▸ **Dataset entries**:
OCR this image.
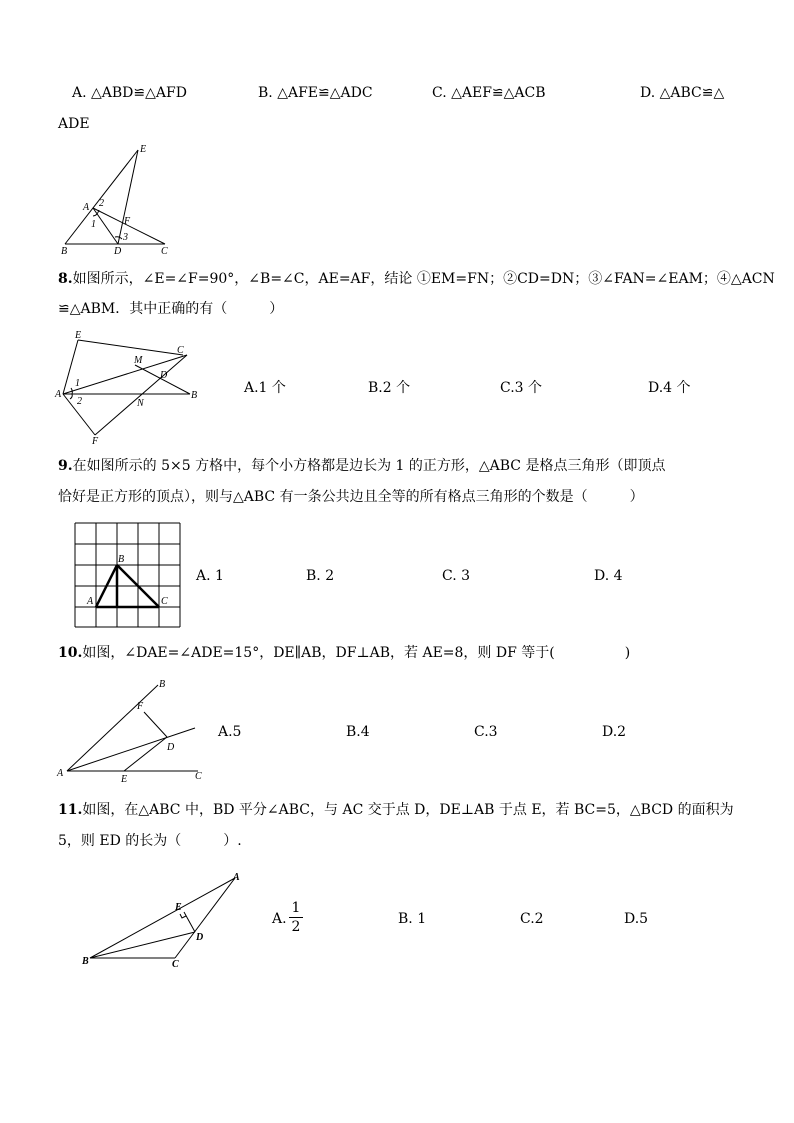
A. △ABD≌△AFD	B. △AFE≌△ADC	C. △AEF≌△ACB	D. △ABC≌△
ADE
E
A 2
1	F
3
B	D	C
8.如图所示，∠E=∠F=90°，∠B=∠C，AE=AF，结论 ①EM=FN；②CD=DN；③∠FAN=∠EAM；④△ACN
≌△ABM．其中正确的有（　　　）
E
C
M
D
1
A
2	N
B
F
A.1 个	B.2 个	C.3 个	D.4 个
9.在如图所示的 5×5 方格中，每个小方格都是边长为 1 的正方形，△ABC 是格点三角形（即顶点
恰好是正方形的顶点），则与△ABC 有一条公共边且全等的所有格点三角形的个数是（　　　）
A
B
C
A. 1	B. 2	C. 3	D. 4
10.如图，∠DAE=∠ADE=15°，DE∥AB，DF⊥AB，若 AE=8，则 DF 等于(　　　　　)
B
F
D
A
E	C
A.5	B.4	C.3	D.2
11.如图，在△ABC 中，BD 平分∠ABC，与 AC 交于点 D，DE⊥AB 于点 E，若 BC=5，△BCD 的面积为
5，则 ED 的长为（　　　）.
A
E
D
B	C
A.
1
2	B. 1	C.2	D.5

* * *

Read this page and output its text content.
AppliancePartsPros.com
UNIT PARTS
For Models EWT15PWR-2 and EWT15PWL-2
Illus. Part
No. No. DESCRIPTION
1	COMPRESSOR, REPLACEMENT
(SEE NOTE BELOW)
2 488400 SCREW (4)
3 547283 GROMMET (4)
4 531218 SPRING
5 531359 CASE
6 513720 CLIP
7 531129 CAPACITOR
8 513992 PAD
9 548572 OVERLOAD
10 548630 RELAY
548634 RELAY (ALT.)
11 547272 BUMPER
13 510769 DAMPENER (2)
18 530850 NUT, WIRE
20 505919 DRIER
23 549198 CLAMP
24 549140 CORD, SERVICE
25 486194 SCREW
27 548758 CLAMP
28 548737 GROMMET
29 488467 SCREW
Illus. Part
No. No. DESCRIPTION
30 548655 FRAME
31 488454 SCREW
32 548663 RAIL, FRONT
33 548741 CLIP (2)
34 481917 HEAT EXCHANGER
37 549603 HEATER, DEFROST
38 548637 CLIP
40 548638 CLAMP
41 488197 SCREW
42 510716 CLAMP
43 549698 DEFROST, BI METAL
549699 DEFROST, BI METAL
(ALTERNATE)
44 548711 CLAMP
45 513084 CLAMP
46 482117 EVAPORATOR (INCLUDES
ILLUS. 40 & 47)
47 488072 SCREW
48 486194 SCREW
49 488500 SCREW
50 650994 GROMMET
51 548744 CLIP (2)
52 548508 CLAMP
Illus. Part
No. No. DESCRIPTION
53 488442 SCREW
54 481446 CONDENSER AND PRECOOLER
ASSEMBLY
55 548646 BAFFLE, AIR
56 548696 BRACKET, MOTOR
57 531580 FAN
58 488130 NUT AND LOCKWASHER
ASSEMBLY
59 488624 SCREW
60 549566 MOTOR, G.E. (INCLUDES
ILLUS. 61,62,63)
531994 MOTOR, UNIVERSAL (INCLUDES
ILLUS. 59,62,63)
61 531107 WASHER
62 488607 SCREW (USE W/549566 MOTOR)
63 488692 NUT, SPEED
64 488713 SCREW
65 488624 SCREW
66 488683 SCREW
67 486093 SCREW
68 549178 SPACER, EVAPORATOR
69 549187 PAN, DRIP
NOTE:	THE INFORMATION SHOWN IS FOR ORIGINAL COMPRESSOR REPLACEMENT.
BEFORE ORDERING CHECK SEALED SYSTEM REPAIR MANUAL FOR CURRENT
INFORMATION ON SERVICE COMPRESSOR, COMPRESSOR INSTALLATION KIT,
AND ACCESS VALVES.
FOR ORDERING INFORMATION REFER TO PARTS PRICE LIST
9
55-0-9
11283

▸ **Problem details**: Gather and copy every line of the data in which the string "REPLACEMENT" is found.

▸ **Solved problem**:
1	COMPRESSOR, REPLACEMENT
NOTE:	THE INFORMATION SHOWN IS FOR ORIGINAL COMPRESSOR REPLACEMENT.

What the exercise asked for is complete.